- **Exercise objective**: Copy out the whole listing exactly as written, leaving the pictures behind.

--- BEGIN Data for the task ---

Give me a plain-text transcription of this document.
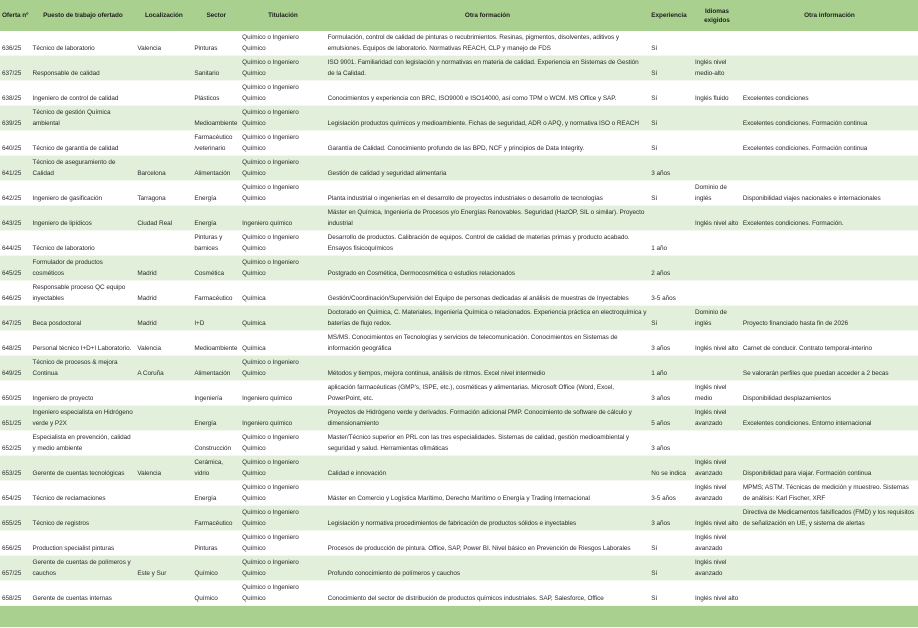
Oferta nº	Puesto de trabajo ofertado	Localización	Sector	Titulación	Otra formación	Experiencia	Idiomas exigidos	Otra información
636/25	Técnico de laboratorio	Valencia	Pinturas	Químico o Ingeniero Químico	Formulación, control de calidad de pinturas o recubrimientos. Resinas, pigmentos, disolventes, aditivos y emulsiones. Equipos de laboratorio. Normativas REACH, CLP y manejo de FDS	Sí		
637/25	Responsable de calidad		Sanitario	Químico o Ingeniero Químico	ISO 9001. Familiaridad con legislación y normativas en materia de calidad. Experiencia en Sistemas de Gestión de la Calidad.	Sí	Inglés nivel medio-alto	
638/25	Ingeniero de control de calidad		Plásticos	Químico o Ingeniero Químico	Conocimientos y experiencia con BRC, ISO9000 e ISO14000, así como TPM o WCM. MS Office y SAP.	Sí	Inglés fluido	Excelentes condiciones
639/25	Técnico de gestión Química ambiental		Medioambiente	Químico o Ingeniero Químico	Legislación productos químicos y medioambiente. Fichas de seguridad, ADR o APQ, y normativa ISO o REACH	Sí		Excelentes condiciones. Formación continua
640/25	Técnico de garantía de calidad		Farmacéutico /veterinario	Químico o Ingeniero Químico	Garantía de Calidad. Conocimiento profundo de las BPD, NCF y principios de Data Integrity.	Sí		Excelentes condiciones. Formación continua
641/25	Técnico de aseguramiento de Calidad	Barcelona	Alimentación	Químico o Ingeniero Químico	Gestión de calidad y seguridad alimentaria	3 años		
642/25	Ingeniero de gasificación	Tarragona	Energía	Químico o Ingeniero Químico	Planta industrial o ingenierías en el desarrollo de proyectos industriales o desarrollo de tecnologías	Sí	Dominio de inglés	Disponibilidad viajes nacionales e internacionales
643/25	Ingeniero de lipídicos	Ciudad Real	Energía	Ingeniero químico	Máster en Química, Ingeniería de Procesos y/o Energías Renovables. Seguridad (HazOP, SIL o similar). Proyecto industrial		Inglés nivel alto	Excelentes condiciones. Formación.
644/25	Técnico de laboratorio		Pinturas y barnices	Químico o Ingeniero Químico	Desarrollo de productos. Calibración de equipos. Control de calidad de materias primas y producto acabado. Ensayos fisicoquímicos	1 año		
645/25	Formulador de productos cosméticos	Madrid	Cosmética	Químico o Ingeniero Químico	Postgrado en Cosmética, Dermocosmética o estudios relacionados	2 años		
646/25	Responsable proceso QC equipo inyectables	Madrid	Farmacéutico	Química	Gestión/Coordinación/Supervisión del Equipo de personas dedicadas al análisis de muestras de Inyectables	3-5 años		
647/25	Beca posdoctoral	Madrid	I+D	Química	Doctorado en Química, C. Materiales, Ingeniería Química o relacionados. Experiencia práctica en electroquímica y baterías de flujo redox.	Sí	Dominio de inglés	Proyecto financiado hasta fin de 2026
648/25	Personal técnico I+D+I Laboratorio.	Valencia	Medioambiente	Química	MS/MS. Conocimientos en Tecnologías y servicios de telecomunicación. Conocimientos en Sistemas de información geográfica	3 años	Inglés nivel alto	Carnet de conducir. Contrato temporal-interino
649/25	Técnico de procesos & mejora Continua	A Coruña	Alimentación	Químico o Ingeniero Químico	Métodos y tiempos, mejora continua, análisis de ritmos. Excel nivel intermedio	1 año		Se valorarán perfiles que puedan acceder a 2 becas
650/25	Ingeniero de proyecto		Ingeniería	Ingeniero químico	aplicación farmacéuticas (GMP's, ISPE, etc.), cosméticas y alimentarias. Microsoft Office (Word, Excel, PowerPoint, etc.	3 años	Inglés nivel medio	Disponibilidad desplazamientos
651/25	Ingeniero especialista en Hidrógeno verde y P2X		Energía	Ingeniero químico	Proyectos de Hidrógeno verde y derivados. Formación adicional PMP. Conocimiento de software de cálculo y dimensionamiento	5 años	Inglés nivel avanzado	Excelentes condiciones. Entorno internacional
652/25	Especialista en prevención, calidad y medio ambiente		Construcción	Químico o Ingeniero Químico	Master/Técnico superior en PRL con las tres especialidades. Sistemas de calidad, gestión medioambiental y seguridad y salud. Herramientas ofimáticas	3 años		
653/25	Gerente de cuentas tecnológicas	Valencia	Cerámica, vidrio	Químico o Ingeniero Químico	Calidad e innovación	No se indica	Inglés nivel avanzado	Disponibilidad para viajar. Formación continua
654/25	Técnico de reclamaciones		Energía	Químico o Ingeniero Químico	Máster en Comercio y Logística Marítimo, Derecho Marítimo o Energía y Trading Internacional	3-5 años	Inglés nivel avanzado	MPMS; ASTM. Técnicas de medición y muestreo. Sistemas de análisis: Karl Fischer, XRF
655/25	Técnico de registros		Farmacéutico	Químico o Ingeniero Químico	Legislación y normativa procedimientos de fabricación de productos sólidos e inyectables	3 años	Inglés nivel alto	Directiva de Medicamentos falsificados (FMD) y los requisitos de señalización en UE, y sistema de alertas
656/25	Production specialist pinturas		Pinturas	Químico o Ingeniero Químico	Procesos de producción de pintura. Office, SAP, Power BI. Nivel básico en Prevención de Riesgos Laborales	Sí	Inglés nivel avanzado	
657/25	Gerente de cuentas de polímeros y cauchos	Este y Sur	Químico	Químico o Ingeniero Químico	Profundo conocimiento de polímeros y cauchos	Sí	Inglés nivel avanzado	
658/25	Gerente de cuentas internas		Químico	Químico o Ingeniero Químico	Conocimiento del sector de distribución de productos químicos industriales. SAP, Salesforce, Office	Sí	Inglés nivel alto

--- END Data for the task ---

- **Answer for the task**:
Give me a plain-text transcription of this document.
Oferta nº	Puesto de trabajo ofertado	Localización	Sector	Titulación	Otra formación	Experiencia	Idiomas exigidos	Otra información
636/25	Técnico de laboratorio	Valencia	Pinturas	Químico o Ingeniero Químico	Formulación, control de calidad de pinturas o recubrimientos. Resinas, pigmentos, disolventes, aditivos y emulsiones. Equipos de laboratorio. Normativas REACH, CLP y manejo de FDS	Sí		
637/25	Responsable de calidad		Sanitario	Químico o Ingeniero Químico	ISO 9001. Familiaridad con legislación y normativas en materia de calidad. Experiencia en Sistemas de Gestión de la Calidad.	Sí	Inglés nivel medio-alto	
638/25	Ingeniero de control de calidad		Plásticos	Químico o Ingeniero Químico	Conocimientos y experiencia con BRC, ISO9000 e ISO14000, así como TPM o WCM. MS Office y SAP.	Sí	Inglés fluido	Excelentes condiciones
639/25	Técnico de gestión Química ambiental		Medioambiente	Químico o Ingeniero Químico	Legislación productos químicos y medioambiente. Fichas de seguridad, ADR o APQ, y normativa ISO o REACH	Sí		Excelentes condiciones. Formación continua
640/25	Técnico de garantía de calidad		Farmacéutico /veterinario	Químico o Ingeniero Químico	Garantía de Calidad. Conocimiento profundo de las BPD, NCF y principios de Data Integrity.	Sí		Excelentes condiciones. Formación continua
641/25	Técnico de aseguramiento de Calidad	Barcelona	Alimentación	Químico o Ingeniero Químico	Gestión de calidad y seguridad alimentaria	3 años		
642/25	Ingeniero de gasificación	Tarragona	Energía	Químico o Ingeniero Químico	Planta industrial o ingenierías en el desarrollo de proyectos industriales o desarrollo de tecnologías	Sí	Dominio de inglés	Disponibilidad viajes nacionales e internacionales
643/25	Ingeniero de lipídicos	Ciudad Real	Energía	Ingeniero químico	Máster en Química, Ingeniería de Procesos y/o Energías Renovables. Seguridad (HazOP, SIL o similar). Proyecto industrial		Inglés nivel alto	Excelentes condiciones. Formación.
644/25	Técnico de laboratorio		Pinturas y barnices	Químico o Ingeniero Químico	Desarrollo de productos. Calibración de equipos. Control de calidad de materias primas y producto acabado. Ensayos fisicoquímicos	1 año		
645/25	Formulador de productos cosméticos	Madrid	Cosmética	Químico o Ingeniero Químico	Postgrado en Cosmética, Dermocosmética o estudios relacionados	2 años		
646/25	Responsable proceso QC equipo inyectables	Madrid	Farmacéutico	Química	Gestión/Coordinación/Supervisión del Equipo de personas dedicadas al análisis de muestras de Inyectables	3-5 años		
647/25	Beca posdoctoral	Madrid	I+D	Química	Doctorado en Química, C. Materiales, Ingeniería Química o relacionados. Experiencia práctica en electroquímica y baterías de flujo redox.	Sí	Dominio de inglés	Proyecto financiado hasta fin de 2026
648/25	Personal técnico I+D+I Laboratorio.	Valencia	Medioambiente	Química	MS/MS. Conocimientos en Tecnologías y servicios de telecomunicación. Conocimientos en Sistemas de información geográfica	3 años	Inglés nivel alto	Carnet de conducir. Contrato temporal-interino
649/25	Técnico de procesos & mejora Continua	A Coruña	Alimentación	Químico o Ingeniero Químico	Métodos y tiempos, mejora continua, análisis de ritmos. Excel nivel intermedio	1 año		Se valorarán perfiles que puedan acceder a 2 becas
650/25	Ingeniero de proyecto		Ingeniería	Ingeniero químico	aplicación farmacéuticas (GMP's, ISPE, etc.), cosméticas y alimentarias. Microsoft Office (Word, Excel, PowerPoint, etc.	3 años	Inglés nivel medio	Disponibilidad desplazamientos
651/25	Ingeniero especialista en Hidrógeno verde y P2X		Energía	Ingeniero químico	Proyectos de Hidrógeno verde y derivados. Formación adicional PMP. Conocimiento de software de cálculo y dimensionamiento	5 años	Inglés nivel avanzado	Excelentes condiciones. Entorno internacional
652/25	Especialista en prevención, calidad y medio ambiente		Construcción	Químico o Ingeniero Químico	Master/Técnico superior en PRL con las tres especialidades. Sistemas de calidad, gestión medioambiental y seguridad y salud. Herramientas ofimáticas	3 años		
653/25	Gerente de cuentas tecnológicas	Valencia	Cerámica, vidrio	Químico o Ingeniero Químico	Calidad e innovación	No se indica	Inglés nivel avanzado	Disponibilidad para viajar. Formación continua
654/25	Técnico de reclamaciones		Energía	Químico o Ingeniero Químico	Máster en Comercio y Logística Marítimo, Derecho Marítimo o Energía y Trading Internacional	3-5 años	Inglés nivel avanzado	MPMS; ASTM. Técnicas de medición y muestreo. Sistemas de análisis: Karl Fischer, XRF
655/25	Técnico de registros		Farmacéutico	Químico o Ingeniero Químico	Legislación y normativa procedimientos de fabricación de productos sólidos e inyectables	3 años	Inglés nivel alto	Directiva de Medicamentos falsificados (FMD) y los requisitos de señalización en UE, y sistema de alertas
656/25	Production specialist pinturas		Pinturas	Químico o Ingeniero Químico	Procesos de producción de pintura. Office, SAP, Power BI. Nivel básico en Prevención de Riesgos Laborales	Sí	Inglés nivel avanzado	
657/25	Gerente de cuentas de polímeros y cauchos	Este y Sur	Químico	Químico o Ingeniero Químico	Profundo conocimiento de polímeros y cauchos	Sí	Inglés nivel avanzado	
658/25	Gerente de cuentas internas		Químico	Químico o Ingeniero Químico	Conocimiento del sector de distribución de productos químicos industriales. SAP, Salesforce, Office	Sí	Inglés nivel alto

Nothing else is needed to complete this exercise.